**Exercise brief:** Every line with the string "Υπολογισμός" should be gathered.

— BEGIN Data listing —

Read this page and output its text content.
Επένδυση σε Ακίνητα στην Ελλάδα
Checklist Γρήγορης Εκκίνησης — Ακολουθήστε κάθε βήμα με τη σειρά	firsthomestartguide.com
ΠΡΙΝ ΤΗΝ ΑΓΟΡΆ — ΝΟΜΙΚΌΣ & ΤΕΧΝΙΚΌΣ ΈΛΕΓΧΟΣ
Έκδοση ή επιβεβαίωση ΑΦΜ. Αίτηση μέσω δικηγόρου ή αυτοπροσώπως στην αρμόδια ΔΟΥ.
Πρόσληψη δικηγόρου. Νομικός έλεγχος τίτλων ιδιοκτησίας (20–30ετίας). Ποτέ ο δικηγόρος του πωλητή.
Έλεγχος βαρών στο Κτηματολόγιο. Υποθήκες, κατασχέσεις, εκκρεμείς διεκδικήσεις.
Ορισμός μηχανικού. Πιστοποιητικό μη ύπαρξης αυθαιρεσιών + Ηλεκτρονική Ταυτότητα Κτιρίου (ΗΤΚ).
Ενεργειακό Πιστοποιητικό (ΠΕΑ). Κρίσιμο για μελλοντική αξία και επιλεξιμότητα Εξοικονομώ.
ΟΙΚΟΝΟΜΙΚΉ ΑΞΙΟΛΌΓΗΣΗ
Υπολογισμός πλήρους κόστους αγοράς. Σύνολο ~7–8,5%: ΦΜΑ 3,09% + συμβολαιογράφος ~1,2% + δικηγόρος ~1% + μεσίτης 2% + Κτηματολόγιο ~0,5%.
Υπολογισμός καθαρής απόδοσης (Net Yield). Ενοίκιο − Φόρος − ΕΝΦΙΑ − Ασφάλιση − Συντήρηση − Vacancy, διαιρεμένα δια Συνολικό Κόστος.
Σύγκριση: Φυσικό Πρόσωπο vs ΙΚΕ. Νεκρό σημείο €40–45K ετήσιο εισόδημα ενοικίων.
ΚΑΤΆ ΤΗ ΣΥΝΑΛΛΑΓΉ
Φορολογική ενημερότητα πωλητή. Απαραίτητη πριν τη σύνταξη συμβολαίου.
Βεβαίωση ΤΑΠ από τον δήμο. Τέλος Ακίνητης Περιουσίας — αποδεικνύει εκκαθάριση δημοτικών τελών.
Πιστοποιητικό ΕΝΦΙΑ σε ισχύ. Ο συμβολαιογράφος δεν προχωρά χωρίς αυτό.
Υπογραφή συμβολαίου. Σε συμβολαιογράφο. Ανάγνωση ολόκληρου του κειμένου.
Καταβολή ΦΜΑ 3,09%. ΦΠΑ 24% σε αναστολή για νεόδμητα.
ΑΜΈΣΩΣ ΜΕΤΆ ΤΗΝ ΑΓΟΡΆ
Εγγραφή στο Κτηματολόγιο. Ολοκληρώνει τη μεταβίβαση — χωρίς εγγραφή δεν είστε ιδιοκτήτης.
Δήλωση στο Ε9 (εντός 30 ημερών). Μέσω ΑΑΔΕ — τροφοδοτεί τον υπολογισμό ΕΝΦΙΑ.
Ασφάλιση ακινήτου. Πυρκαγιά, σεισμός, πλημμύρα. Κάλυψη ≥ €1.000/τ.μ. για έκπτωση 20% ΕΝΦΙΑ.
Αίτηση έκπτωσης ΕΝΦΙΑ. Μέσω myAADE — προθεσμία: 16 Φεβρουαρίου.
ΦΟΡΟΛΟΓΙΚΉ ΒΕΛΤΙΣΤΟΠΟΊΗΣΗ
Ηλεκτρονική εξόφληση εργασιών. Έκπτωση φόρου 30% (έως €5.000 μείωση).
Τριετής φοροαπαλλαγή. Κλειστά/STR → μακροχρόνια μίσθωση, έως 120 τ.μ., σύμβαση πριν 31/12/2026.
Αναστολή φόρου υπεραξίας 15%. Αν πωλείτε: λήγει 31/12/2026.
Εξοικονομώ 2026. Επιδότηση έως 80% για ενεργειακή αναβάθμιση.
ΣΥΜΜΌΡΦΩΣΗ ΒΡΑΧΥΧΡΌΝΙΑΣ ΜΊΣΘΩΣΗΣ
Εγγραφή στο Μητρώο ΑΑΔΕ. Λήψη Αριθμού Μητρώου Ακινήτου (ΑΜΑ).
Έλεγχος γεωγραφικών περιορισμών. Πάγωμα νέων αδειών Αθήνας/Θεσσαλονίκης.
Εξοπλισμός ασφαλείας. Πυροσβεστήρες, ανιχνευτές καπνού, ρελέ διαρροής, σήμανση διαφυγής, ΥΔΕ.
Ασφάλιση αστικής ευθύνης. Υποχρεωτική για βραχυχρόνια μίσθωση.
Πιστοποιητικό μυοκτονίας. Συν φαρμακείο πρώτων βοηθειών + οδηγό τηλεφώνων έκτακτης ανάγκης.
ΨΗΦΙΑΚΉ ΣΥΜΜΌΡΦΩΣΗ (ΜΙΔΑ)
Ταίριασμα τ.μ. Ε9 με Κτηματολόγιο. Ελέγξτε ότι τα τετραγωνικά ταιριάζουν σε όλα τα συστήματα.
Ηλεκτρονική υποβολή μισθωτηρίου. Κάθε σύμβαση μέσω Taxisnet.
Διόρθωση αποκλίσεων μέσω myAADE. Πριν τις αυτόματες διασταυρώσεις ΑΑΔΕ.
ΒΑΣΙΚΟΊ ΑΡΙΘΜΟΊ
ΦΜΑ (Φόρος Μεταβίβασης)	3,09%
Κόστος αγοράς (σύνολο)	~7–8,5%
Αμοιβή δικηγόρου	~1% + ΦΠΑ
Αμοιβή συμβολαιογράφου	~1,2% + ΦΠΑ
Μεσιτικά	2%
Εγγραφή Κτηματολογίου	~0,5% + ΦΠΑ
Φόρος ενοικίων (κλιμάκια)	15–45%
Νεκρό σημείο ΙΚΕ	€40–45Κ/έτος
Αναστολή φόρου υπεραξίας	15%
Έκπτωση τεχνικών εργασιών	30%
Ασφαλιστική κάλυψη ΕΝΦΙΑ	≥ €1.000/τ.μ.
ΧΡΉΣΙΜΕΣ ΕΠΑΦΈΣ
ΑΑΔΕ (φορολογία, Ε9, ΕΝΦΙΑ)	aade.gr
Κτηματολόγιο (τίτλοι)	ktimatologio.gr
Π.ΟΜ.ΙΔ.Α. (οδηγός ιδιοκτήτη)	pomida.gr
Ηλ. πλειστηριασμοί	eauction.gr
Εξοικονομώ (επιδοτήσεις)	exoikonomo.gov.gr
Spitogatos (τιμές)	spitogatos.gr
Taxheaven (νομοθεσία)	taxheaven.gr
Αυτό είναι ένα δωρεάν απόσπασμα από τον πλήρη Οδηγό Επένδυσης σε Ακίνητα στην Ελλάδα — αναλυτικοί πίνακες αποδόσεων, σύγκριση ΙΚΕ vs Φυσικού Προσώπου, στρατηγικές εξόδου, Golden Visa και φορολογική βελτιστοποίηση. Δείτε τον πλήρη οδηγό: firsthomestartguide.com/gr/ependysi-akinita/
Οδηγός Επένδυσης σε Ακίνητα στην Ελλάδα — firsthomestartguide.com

— END Data listing —

**Task response:**
Υπολογισμός πλήρους κόστους αγοράς. Σύνολο ~7–8,5%: ΦΜΑ 3,09% + συμβολαιογράφος ~1,2% + δικηγόρος ~1% + μεσίτης 2% + Κτηματολόγιο ~0,5%.
Υπολογισμός καθαρής απόδοσης (Net Yield). Ενοίκιο − Φόρος − ΕΝΦΙΑ − Ασφάλιση − Συντήρηση − Vacancy, διαιρεμένα δια Συνολικό Κόστος.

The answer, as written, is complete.